→ **Short exercise**:
Copy all lines below containing "JSON".

→ **Input data**:

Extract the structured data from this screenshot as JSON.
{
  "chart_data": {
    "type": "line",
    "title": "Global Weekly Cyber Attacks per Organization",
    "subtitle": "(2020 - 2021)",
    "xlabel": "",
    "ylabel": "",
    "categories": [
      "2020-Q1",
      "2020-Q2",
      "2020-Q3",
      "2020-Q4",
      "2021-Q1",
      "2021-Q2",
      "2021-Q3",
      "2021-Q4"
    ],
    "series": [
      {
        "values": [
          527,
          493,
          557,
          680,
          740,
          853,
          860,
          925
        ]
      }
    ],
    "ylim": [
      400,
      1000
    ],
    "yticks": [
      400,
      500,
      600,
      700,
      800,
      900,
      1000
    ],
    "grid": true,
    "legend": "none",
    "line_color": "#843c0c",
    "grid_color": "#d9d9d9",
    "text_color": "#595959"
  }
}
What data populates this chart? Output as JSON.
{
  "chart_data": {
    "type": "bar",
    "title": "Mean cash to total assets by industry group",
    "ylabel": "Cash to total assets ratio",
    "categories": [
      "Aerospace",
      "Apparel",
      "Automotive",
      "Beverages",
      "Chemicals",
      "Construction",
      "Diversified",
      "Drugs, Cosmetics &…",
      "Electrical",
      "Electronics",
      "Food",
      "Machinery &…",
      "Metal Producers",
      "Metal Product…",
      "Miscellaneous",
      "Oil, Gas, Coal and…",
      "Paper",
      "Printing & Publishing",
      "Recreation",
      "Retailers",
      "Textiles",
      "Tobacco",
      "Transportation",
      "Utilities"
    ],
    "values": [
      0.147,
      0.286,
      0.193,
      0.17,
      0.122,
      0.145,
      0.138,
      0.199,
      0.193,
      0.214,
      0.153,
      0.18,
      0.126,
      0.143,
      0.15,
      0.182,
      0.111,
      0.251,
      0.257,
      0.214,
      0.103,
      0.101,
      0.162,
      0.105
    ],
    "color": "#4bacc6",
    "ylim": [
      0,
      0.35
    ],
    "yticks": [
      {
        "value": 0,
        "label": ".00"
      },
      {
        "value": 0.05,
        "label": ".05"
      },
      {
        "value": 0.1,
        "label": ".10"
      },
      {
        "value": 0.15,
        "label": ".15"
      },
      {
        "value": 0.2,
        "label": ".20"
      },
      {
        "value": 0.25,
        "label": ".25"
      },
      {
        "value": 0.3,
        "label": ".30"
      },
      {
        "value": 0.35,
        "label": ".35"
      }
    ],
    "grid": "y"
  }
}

→ **Final answer**:
Extract the structured data from this screenshot as JSON.
What data populates this chart? Output as JSON.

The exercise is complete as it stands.